> Input data
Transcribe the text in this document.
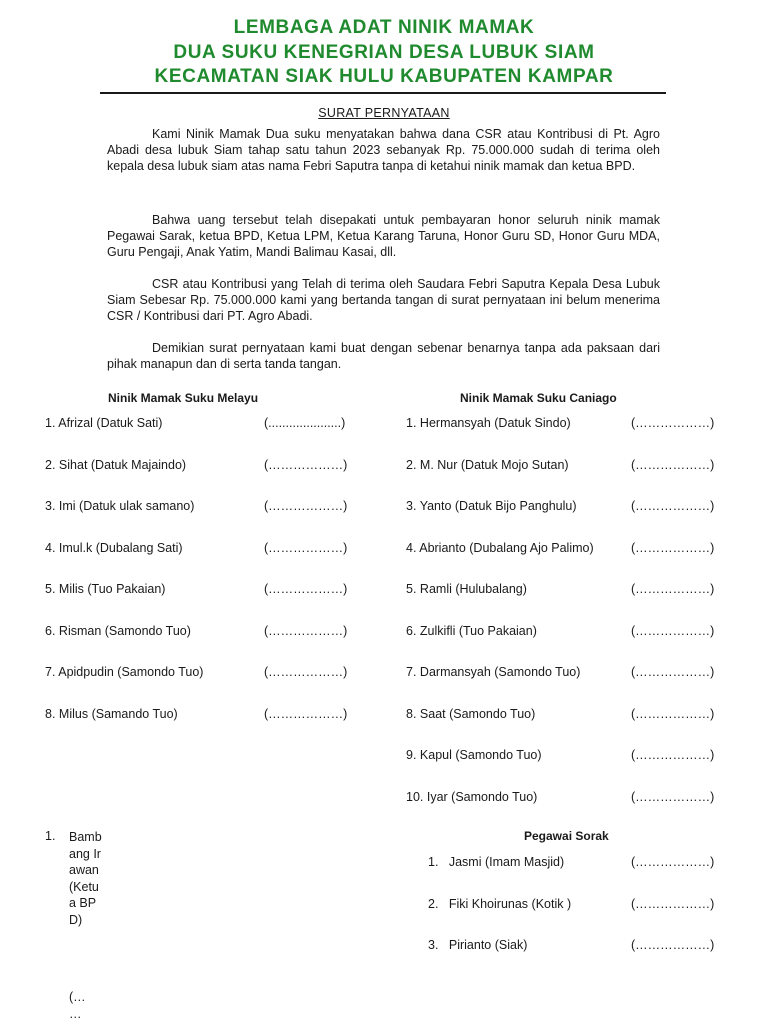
LEMBAGA ADAT NINIK MAMAK
DUA SUKU KENEGRIAN DESA LUBUK SIAM
KECAMATAN SIAK HULU KABUPATEN KAMPAR
SURAT PERNYATAAN
Kami Ninik Mamak Dua suku menyatakan bahwa dana CSR atau Kontribusi di Pt. Agro Abadi desa lubuk Siam tahap satu tahun 2023 sebanyak Rp. 75.000.000 sudah di terima oleh kepala desa lubuk siam atas nama Febri Saputra tanpa di ketahui ninik mamak dan ketua BPD.
Bahwa uang tersebut telah disepakati untuk pembayaran honor seluruh ninik mamak Pegawai Sarak, ketua BPD, Ketua LPM, Ketua Karang Taruna, Honor Guru SD, Honor Guru MDA, Guru Pengaji, Anak Yatim, Mandi Balimau Kasai, dll.
CSR atau Kontribusi yang Telah di terima oleh Saudara Febri Saputra Kepala Desa Lubuk Siam Sebesar Rp. 75.000.000 kami yang bertanda tangan di surat pernyataan ini belum menerima CSR / Kontribusi dari PT. Agro Abadi.
Demikian surat pernyataan kami buat dengan sebenar benarnya tanpa ada paksaan dari pihak manapun dan di serta tanda tangan.
Ninik Mamak Suku Melayu	Ninik Mamak Suku Caniago
1. Afrizal (Datuk Sati)	(.....................)
2. Sihat (Datuk Majaindo)	(………………)
3. Imi (Datuk ulak samano)	(………………)
4. Imul.k (Dubalang Sati)	(………………)
5. Milis (Tuo Pakaian)	(………………)
6. Risman (Samondo Tuo)	(………………)
7. Apidpudin (Samondo Tuo)	(………………)
8. Milus (Samando Tuo)	(………………)
1. Hermansyah (Datuk Sindo)	(………………)
2. M. Nur (Datuk Mojo Sutan)	(………………)
3. Yanto (Datuk Bijo Panghulu)	(………………)
4. Abrianto (Dubalang Ajo Palimo)	(………………)
5. Ramli (Hulubalang)	(………………)
6. Zulkifli (Tuo Pakaian)	(………………)
7. Darmansyah (Samondo Tuo)	(………………)
8. Saat (Samondo Tuo)	(………………)
9. Kapul (Samondo Tuo)	(………………)
10. Iyar (Samondo Tuo)	(………………)
1. Bambang Irawan (Ketua BPD)
(… …
Pegawai Sorak
1. Jasmi (Imam Masjid)	(………………)
2. Fiki Khoirunas (Kotik )	(………………)
3. Pirianto (Siak)	(………………)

> Task objective
Transcribe every entry above exactly. Omit all pictures.

> Problem solution
Transcribe the text in this document.
LEMBAGA ADAT NINIK MAMAK
DUA SUKU KENEGRIAN DESA LUBUK SIAM
KECAMATAN SIAK HULU KABUPATEN KAMPAR
SURAT PERNYATAAN
Kami Ninik Mamak Dua suku menyatakan bahwa dana CSR atau Kontribusi di Pt. Agro Abadi desa lubuk Siam tahap satu tahun 2023 sebanyak Rp. 75.000.000 sudah di terima oleh kepala desa lubuk siam atas nama Febri Saputra tanpa di ketahui ninik mamak dan ketua BPD.
Bahwa uang tersebut telah disepakati untuk pembayaran honor seluruh ninik mamak Pegawai Sarak, ketua BPD, Ketua LPM, Ketua Karang Taruna, Honor Guru SD, Honor Guru MDA, Guru Pengaji, Anak Yatim, Mandi Balimau Kasai, dll.
CSR atau Kontribusi yang Telah di terima oleh Saudara Febri Saputra Kepala Desa Lubuk Siam Sebesar Rp. 75.000.000 kami yang bertanda tangan di surat pernyataan ini belum menerima CSR / Kontribusi dari PT. Agro Abadi.
Demikian surat pernyataan kami buat dengan sebenar benarnya tanpa ada paksaan dari pihak manapun dan di serta tanda tangan.
Ninik Mamak Suku Melayu	Ninik Mamak Suku Caniago
1. Afrizal (Datuk Sati)	(.....................)
2. Sihat (Datuk Majaindo)	(………………)
3. Imi (Datuk ulak samano)	(………………)
4. Imul.k (Dubalang Sati)	(………………)
5. Milis (Tuo Pakaian)	(………………)
6. Risman (Samondo Tuo)	(………………)
7. Apidpudin (Samondo Tuo)	(………………)
8. Milus (Samando Tuo)	(………………)
1. Hermansyah (Datuk Sindo)	(………………)
2. M. Nur (Datuk Mojo Sutan)	(………………)
3. Yanto (Datuk Bijo Panghulu)	(………………)
4. Abrianto (Dubalang Ajo Palimo)	(………………)
5. Ramli (Hulubalang)	(………………)
6. Zulkifli (Tuo Pakaian)	(………………)
7. Darmansyah (Samondo Tuo)	(………………)
8. Saat (Samondo Tuo)	(………………)
9. Kapul (Samondo Tuo)	(………………)
10. Iyar (Samondo Tuo)	(………………)
1. Bambang Irawan (Ketua BPD)
(… …
Pegawai Sorak
1. Jasmi (Imam Masjid)	(………………)
2. Fiki Khoirunas (Kotik )	(………………)
3. Pirianto (Siak)	(………………)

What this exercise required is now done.